WRITTEN PROBLEM:
Return each line of the listing that contains the string "JSON".

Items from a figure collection
▼▼▼

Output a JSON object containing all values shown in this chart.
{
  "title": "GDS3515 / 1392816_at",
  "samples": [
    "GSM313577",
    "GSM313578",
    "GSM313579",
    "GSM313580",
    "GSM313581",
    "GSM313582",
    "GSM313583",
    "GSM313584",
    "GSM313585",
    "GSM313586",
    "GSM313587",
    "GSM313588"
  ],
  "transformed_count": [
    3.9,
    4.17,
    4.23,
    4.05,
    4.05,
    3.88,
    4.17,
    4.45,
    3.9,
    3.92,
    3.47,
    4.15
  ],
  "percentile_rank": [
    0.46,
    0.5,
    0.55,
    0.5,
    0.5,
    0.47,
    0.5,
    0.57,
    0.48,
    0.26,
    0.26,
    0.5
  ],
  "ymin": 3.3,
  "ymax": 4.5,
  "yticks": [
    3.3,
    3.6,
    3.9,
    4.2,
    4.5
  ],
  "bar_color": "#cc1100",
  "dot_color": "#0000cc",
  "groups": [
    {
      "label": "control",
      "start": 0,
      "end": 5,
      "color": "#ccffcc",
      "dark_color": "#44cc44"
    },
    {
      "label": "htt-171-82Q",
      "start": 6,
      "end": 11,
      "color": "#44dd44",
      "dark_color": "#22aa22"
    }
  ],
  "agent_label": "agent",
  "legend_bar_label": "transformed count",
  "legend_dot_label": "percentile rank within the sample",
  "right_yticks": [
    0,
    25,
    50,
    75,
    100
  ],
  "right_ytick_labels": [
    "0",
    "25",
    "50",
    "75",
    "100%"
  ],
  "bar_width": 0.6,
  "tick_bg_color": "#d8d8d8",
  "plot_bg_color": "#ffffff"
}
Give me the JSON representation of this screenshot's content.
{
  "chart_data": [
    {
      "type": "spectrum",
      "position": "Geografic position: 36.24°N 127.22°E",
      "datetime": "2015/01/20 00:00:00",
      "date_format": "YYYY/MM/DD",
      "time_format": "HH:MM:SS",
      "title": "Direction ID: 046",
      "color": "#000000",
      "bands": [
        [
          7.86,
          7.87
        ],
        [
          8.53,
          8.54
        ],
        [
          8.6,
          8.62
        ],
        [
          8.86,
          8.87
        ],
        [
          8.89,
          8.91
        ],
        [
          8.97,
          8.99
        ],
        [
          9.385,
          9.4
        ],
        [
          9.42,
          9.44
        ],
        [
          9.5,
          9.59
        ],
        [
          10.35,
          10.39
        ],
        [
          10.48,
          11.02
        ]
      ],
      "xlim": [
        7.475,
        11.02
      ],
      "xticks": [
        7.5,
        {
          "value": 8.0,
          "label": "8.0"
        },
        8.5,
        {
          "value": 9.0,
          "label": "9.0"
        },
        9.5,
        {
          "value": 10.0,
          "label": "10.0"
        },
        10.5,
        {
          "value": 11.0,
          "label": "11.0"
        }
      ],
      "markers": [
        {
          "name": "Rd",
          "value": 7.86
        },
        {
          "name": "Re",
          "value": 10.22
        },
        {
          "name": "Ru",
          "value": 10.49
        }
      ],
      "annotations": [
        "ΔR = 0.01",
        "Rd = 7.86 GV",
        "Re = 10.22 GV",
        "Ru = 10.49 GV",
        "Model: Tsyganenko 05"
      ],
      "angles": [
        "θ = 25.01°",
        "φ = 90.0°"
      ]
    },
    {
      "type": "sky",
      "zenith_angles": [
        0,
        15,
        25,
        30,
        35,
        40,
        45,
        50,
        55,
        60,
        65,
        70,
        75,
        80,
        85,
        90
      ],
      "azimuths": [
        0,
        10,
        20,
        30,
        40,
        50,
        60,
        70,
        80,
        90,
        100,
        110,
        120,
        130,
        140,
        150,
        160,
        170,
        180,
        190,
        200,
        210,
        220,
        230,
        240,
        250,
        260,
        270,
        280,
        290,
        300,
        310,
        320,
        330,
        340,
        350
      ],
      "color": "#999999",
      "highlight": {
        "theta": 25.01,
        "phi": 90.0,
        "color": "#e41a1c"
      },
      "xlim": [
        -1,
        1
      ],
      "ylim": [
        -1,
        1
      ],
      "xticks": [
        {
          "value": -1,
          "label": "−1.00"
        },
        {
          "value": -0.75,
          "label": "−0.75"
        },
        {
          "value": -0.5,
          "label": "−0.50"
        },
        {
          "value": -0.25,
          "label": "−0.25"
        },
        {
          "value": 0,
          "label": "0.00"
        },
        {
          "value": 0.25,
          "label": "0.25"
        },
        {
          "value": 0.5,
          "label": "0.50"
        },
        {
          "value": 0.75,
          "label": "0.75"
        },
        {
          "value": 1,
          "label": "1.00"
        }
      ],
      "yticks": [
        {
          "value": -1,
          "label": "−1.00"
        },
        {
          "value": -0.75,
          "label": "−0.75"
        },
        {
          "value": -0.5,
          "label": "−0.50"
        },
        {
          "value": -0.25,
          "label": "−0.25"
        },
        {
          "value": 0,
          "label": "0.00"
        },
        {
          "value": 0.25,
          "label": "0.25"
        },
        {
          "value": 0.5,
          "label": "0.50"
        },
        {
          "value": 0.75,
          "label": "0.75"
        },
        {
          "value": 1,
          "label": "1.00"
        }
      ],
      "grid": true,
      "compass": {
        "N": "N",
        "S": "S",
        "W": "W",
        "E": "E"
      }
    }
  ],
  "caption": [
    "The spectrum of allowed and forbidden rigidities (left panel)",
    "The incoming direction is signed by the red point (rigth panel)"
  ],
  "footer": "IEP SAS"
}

▲▲▲

ANSWER TO THE PROBLEM:
Output a JSON object containing all values shown in this chart.
Give me the JSON representation of this screenshot's content.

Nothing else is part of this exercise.